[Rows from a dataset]
(begin)

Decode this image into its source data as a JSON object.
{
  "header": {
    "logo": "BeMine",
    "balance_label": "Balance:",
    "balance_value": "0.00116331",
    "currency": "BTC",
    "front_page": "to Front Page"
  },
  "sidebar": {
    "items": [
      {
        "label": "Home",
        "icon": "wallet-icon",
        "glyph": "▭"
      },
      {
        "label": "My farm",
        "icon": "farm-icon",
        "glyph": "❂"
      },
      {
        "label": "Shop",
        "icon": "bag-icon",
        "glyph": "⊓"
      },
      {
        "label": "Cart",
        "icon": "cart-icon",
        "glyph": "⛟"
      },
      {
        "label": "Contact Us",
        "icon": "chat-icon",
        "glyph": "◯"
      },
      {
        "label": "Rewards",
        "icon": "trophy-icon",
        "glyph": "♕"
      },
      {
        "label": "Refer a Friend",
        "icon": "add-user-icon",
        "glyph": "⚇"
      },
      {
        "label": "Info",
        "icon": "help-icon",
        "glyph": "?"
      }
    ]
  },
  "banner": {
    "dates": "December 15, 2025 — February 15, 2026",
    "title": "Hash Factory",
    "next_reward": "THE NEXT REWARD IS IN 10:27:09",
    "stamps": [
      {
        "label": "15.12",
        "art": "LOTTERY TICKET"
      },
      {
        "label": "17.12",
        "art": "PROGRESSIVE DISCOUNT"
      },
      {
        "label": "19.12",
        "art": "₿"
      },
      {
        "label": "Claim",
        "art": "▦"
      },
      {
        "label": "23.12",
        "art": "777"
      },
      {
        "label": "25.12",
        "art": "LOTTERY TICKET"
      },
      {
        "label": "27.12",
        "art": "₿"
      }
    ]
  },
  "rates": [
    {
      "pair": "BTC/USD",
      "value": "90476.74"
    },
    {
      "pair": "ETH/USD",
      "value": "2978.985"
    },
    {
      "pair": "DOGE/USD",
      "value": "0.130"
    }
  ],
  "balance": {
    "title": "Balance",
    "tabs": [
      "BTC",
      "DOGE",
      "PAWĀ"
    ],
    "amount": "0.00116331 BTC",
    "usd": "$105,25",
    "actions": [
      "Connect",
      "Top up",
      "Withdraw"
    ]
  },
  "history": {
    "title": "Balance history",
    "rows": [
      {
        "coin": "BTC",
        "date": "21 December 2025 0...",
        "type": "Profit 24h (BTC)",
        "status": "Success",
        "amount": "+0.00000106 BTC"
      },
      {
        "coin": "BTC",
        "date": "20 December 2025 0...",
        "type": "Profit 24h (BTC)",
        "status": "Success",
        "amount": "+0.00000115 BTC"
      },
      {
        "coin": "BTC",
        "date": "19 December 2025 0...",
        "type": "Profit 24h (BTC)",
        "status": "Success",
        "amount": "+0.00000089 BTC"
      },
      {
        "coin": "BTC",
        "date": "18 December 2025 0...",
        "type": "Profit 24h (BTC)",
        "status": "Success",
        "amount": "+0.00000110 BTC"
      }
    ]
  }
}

(end)

• INSTRUCTIONS TO FOLLOW: Select and copy every line of the material that holds the string "amount".

• SOLUTION TO THIS EXERCISE:
    "amount": "0.00116331 BTC",
        "amount": "+0.00000106 BTC"
        "amount": "+0.00000115 BTC"
        "amount": "+0.00000089 BTC"
        "amount": "+0.00000110 BTC"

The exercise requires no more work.